### Document passage
──────

I've just started reading The World According to Garp by John Irving. This little passage occurs in the first chapter of the book, as we learn about the character, Jenny Fields, the strong and independent mother of protagonist, T.S. Garp.
As much as I'd like to say that I've been strong and independent like Jenny Fields all my life, I've frequently been hesitant and uncertain, like the character trying to figure out if it was ok for her to come out of mourning. For most of my life, the question of how I feel was never one that I even thought was important to ask.
Some years ago when I entered therapy for the first time and explained about a specific problem to my therapist, I was asked: "So Jenny, how do you feel about that?" I was stumped. I responded back, "How do I feel??!! Why would anyone want to know about how I feel, least of all me?!"
When my problem became acutely painful, I asked my therapist with tears rolling down my face, "How do I get over my sorrow?" And he said "You do exactly what you're doing ... which is allowing yourself to really feel what you really feel."
Part of me thought "What will others think?" Another part of me thought "Aren't I wasting time, indulging in my worst self, by allowing myself to wallow like this?"
What I learned in therapy and what I keep learning outside of therapy is that really feeling what I really feel is another way of being really honest, without being preoccupied with what others think about how I feel.
And incredibly, the more honestly I feel, the more honestly I move forward to whatever next feeling is ready to land in my psyche. That is, when I let myself honestly feel sad, I find I let content come in when it's truly ready to replace sad. Honest timing. No phony wallowing. No dishonest exaggerations of exuberance. No badgering the feelings of others. Just really feeling what I really feel.

──────

### Dataset

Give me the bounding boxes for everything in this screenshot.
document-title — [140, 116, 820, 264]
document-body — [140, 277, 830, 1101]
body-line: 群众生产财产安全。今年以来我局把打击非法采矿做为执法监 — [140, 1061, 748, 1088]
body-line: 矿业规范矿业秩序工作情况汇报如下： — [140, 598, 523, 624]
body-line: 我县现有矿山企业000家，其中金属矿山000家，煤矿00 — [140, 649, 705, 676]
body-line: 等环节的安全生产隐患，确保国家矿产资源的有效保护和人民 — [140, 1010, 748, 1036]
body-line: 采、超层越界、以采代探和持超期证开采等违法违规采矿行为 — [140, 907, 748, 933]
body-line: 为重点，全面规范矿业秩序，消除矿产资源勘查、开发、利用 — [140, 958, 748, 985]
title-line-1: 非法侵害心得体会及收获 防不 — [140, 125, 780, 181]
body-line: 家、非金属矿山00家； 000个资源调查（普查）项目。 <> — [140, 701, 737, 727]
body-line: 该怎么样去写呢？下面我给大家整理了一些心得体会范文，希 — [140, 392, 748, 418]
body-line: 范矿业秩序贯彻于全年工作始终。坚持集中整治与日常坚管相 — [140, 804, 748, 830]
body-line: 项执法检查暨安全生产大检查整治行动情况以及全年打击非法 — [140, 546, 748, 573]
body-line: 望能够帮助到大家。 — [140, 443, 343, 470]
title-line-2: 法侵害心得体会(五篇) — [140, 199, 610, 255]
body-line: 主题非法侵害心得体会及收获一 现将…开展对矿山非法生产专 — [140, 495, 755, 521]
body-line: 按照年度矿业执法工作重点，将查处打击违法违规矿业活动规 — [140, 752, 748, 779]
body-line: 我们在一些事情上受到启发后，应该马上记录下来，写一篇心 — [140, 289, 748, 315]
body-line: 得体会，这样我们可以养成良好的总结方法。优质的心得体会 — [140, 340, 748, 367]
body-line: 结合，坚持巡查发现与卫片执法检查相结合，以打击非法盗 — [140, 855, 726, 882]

──────

### Activity
Extract the stretch of the post on honest feeling from "I've just started" through "protagonist, T.S. Garp.", word for word. None of the rows matter here.

### Answer to this exercise
I've just started reading The World According to Garp by John Irving. This little passage occurs in the first chapter of the book, as we learn about the character, Jenny Fields, the strong and independent mother of protagonist, T.S. Garp.